@ 2006-07-01 11:35

      刚才看到一个同学的博客,只是换个校区而已,就伤感的不得了,好象要见不着了似的,突然好有感触.也好羡慕他们.
      像此类的事是永远不会发生在我们班级的,说的难听点,大家都各怀鬼胎,暗自叫劲,唉,我怎么生在这种集体呢,大家都说大学里的能交到一辈子的朋友,但是真的很难,不知道是大家太成熟还是太幼稚,实在讲不清楚,好象提前进入了社会
      前阵子班级里发生了很多事,让我觉得很惶恐,再也不敢"言论自由"了,就怕哪天被人全部抖出去,搞"批斗大会"批斗
      能够怀念,是件好事,至少经历过了......回忆我的大学生活,好象除了考试前的熬夜,睡觉,逛街就没别的了,真是苍白
      明天去军训了,为我祈祷吧


 
@ 2006-06-11 13:57

      总是看到有很多人不珍惜他们所得到的,总是打心底里替他们心疼,他们怎么能这样呢?这个世界上还有很多很多的人要比他们不幸的多,他们却还那么自艾自怜,真是不知足,直到失去,他们才会发现他们失去的是那么重要的东西,但这个时候已买不来后悔药了,只能吃一堑长一智了,而事实是,我们永远都不会在失败中学到什么。
      有时候像个老人一样想起自己以前的事,总觉得有些事应该是很自然就是自己的了,但现在的我却一无所有,大概是做人失败吧!
      纳闷中。。。。。。郁闷中。。。。。。


 
@ 2006-06-11 13:36

      得到了就会害怕失去,如果不曾拥有,那么就不必担心会失去,更不用承受失去以后的迷茫,失落和痛苦。
       现在的我,看着好象很坚强,很潇洒的样子,对什么都可以不在乎,还老是教育别人:没有什么是放不下的,也没有谁会缺谁不行,完完全全的一个自由人,多好!其实只有我自己知道,我是不敢要,怕要不起,也怕失去以后会很不习惯很痛苦,因为我从来就是一个胆小又懦弱的人,一旦拥有了,时时会担心失去它们,也怕失去以后我会崩溃,所以我不得不选择不拥有。
       其实得失真的只在一念之间,更在一个小小的动作之间,想想以前,我真的失去了很多,想想都觉得心疼。所以怕了,怕到不敢再拥有,只因只有不曾拥有,就没有失去,但似乎这样失去的更多。
       我是真的真的要的不多,却总是事与愿违,或许你不相信,但真的有我这样倒霉的人,就这样,在得与失之间,我徘徊着。。。。。。



 
@ 2006-05-13 20:16

  明天是母亲节,星期五的时候,在老师的号召下,给妈妈做了一张卡片,第一次做卡片,真的是很用心做的,一激动还写了很多很感性的话,不是我矫情,当时真的是这么想的,但是现在怎么看这张卡片,怎么觉得别扭,不好意思送了;但是母亲节总得有点表示吧,虽然说我们都是爱在心里的,但有时爱也需要表达出来的.
         今天家里发生了一些事,在他们的争吵中似乎知道了一些事,心理觉得很窝塞,真的觉得很矛盾,觉得妈妈为我的牺牲还真的很大的,一时间真的觉得很迷茫,也很无助,真想抱着谁大哭一场,想不到我老是拖累别人,真是个鸡屁股.
        这个世界上的事情真的好复杂,觉得活着真累,但是想死也是不容易的,有好多事情放不下,而且我也没有这个勇气,生活到底是怎么样的?
       妈妈真的很爱我,而我却老是惹她生气,自责,检讨中......
       算了,大人的事我也管不了,让他们自己解决吧.我也不想多想了,我的不开心就是因为我总是想的太多,他们想怎么样就怎么样吧.
       祝最爱的妈妈节日快乐!


 
@ 2006-05-13 19:33

    Many days ago,I read an article in my friend's blog.I can't remember the whole passage,but I can retell some sentences.  "When you are together with the one you like,you'll feel comfortable and happy.When you are together with the one you love,you'll feel nervous and your heart will beat faster."

数据源条目
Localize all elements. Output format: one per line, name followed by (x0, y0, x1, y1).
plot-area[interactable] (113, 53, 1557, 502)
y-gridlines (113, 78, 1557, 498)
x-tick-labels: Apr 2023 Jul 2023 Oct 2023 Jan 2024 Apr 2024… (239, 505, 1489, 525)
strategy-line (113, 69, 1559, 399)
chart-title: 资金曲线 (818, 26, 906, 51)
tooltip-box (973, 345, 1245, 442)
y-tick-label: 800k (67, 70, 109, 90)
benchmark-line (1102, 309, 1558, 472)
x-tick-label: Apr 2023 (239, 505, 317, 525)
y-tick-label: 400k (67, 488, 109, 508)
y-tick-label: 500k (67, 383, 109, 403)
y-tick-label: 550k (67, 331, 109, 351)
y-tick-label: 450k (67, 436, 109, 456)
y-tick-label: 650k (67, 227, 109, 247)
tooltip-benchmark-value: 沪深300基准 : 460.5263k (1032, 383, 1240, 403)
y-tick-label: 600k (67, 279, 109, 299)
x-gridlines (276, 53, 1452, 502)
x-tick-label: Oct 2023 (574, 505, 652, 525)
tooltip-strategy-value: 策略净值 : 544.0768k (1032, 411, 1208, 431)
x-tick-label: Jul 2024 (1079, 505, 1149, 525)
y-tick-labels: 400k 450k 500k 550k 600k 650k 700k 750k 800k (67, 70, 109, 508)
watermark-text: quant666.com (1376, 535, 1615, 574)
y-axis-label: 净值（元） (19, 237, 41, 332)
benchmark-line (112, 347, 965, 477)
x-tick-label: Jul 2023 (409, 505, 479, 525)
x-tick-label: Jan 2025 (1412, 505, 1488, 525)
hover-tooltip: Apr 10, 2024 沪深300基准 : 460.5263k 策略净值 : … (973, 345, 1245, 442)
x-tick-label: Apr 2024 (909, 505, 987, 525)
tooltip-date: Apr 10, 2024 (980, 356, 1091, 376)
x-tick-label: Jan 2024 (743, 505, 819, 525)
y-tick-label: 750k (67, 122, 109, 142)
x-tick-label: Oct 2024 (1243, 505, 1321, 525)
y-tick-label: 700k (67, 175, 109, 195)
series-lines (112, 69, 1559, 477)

## 你的任务
1. 判断下面三句话是否符合这篇博文,每句答"是"或"否",并摘引博文中起决定作用的原话:(a) 作者为母亲节做的那张卡片是作者第一次做卡片;(b) 作者在2006-07-01那篇里说第二天要去军训;(c) 作者认为在大学里很容易交到一辈子的朋友。
2. 在这篇博文里,作者看到的那位同学的博客中,同学是因为什么事伤感得不得了?
3. 把这篇博文中的一段原样重抄出来:从含有“明天是母亲节,星期五的时候,在老师的号召”的那几个字开始,抄到“祝最爱的妈妈节日快乐!”为止。

## 各题答案
1.
(a) 是。"第一次做卡片,真的是很用心做的"
(b) 是。"明天去军训了,为我祈祷吧"
(c) 否。"大家都说大学里的能交到一辈子的朋友,但是真的很难"

2. 只是换个校区。

3.
明天是母亲节,星期五的时候,在老师的号召下,给妈妈做了一张卡片,第一次做卡片,真的是很用心做的,一激动还写了很多很感性的话,不是我矫情,当时真的是这么想的,但是现在怎么看这张卡片,怎么觉得别扭,不好意思送了;但是母亲节总得有点表示吧,虽然说我们都是爱在心里的,但有时爱也需要表达出来的.
         今天家里发生了一些事,在他们的争吵中似乎知道了一些事,心理觉得很窝塞,真的觉得很矛盾,觉得妈妈为我的牺牲还真的很大的,一时间真的觉得很迷茫,也很无助,真想抱着谁大哭一场,想不到我老是拖累别人,真是个鸡屁股.
        这个世界上的事情真的好复杂,觉得活着真累,但是想死也是不容易的,有好多事情放不下,而且我也没有这个勇气,生活到底是怎么样的?
       妈妈真的很爱我,而我却老是惹她生气,自责,检讨中......
       算了,大人的事我也管不了,让他们自己解决吧.我也不想多想了,我的不开心就是因为我总是想的太多,他们想怎么样就怎么样吧.
       祝最爱的妈妈节日快乐!